## What is being asked
According to the Mighty No. 9 review, how much time has passed since the game's original Kickstarter?

Meanwhile at Capcom…
Moar Powah’s Inverseman signing on, and after long amounts of waiting, delays, and a helping of internal politics, “Mighty No. 9” is here. It’s been three years since the original Kickstarter. How do the first moments of the game stack up? What must we be aware of? Well, let’s find out.
I currently think it’s very difficult to put a clear verdict on this game. We’ve spent three long years with plenty of failed promises and inner nepotism rearing their ugly heads. Of course we all feel betrayed to some extent (definitely the backers), but because of that investment outside of the game, it’s all too easy to avoid evaluating it on its merits and faults. Unlike say, “Final Fantasy XV”, which has now tenuous to no expectations after a decade of stunted development, “Mighty No. 9” was conflated to a “savior of games” with Inafune’s team as the “good guys” who would use our money to save Mega Man from the “bad guys” at Capcom. Delays tempered our excitement from passionate flames to a dull roar. Reneged promises and early release footage soon created bitterness, and ultimately the finalized [Steam and PS4 edition, Xbox and handhelds still delayed] release date flew under all our radars forgotten.
All the while, expectations have been rising consciously and unconsciously to terribly unrealistic levels. Believers in the project who kept the faith were setting themselves up for disillusionment, detractors got more ammunition, and everyone on the sidelines made it out to be a taboo they’d rather not touch. Comcept would have to win all these hearts and more. The shame is that some of the development team, at least the members of Inti Creates that lent a hand to Inafune’s team, have proven themselves before, such as with “Azure Striker Gunvolt”.

## Provided information
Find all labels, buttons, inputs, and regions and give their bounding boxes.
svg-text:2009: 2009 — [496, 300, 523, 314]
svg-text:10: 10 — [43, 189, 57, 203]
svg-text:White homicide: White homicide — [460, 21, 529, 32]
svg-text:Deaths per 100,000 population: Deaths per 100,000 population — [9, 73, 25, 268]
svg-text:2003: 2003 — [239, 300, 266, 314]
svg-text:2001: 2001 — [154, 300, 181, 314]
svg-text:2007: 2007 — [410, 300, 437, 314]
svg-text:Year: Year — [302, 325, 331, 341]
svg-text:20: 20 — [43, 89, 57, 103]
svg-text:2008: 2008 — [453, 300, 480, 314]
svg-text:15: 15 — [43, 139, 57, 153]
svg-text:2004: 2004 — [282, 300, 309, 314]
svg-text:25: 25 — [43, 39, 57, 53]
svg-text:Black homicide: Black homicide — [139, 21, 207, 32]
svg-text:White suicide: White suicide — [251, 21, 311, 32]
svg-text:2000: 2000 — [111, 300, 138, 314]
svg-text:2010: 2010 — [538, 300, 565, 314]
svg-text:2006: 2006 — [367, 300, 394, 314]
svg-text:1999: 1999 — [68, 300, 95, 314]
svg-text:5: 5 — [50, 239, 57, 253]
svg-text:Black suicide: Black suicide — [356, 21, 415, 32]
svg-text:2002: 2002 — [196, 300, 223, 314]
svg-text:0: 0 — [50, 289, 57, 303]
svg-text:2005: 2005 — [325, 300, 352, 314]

## Exercise answer
Three years.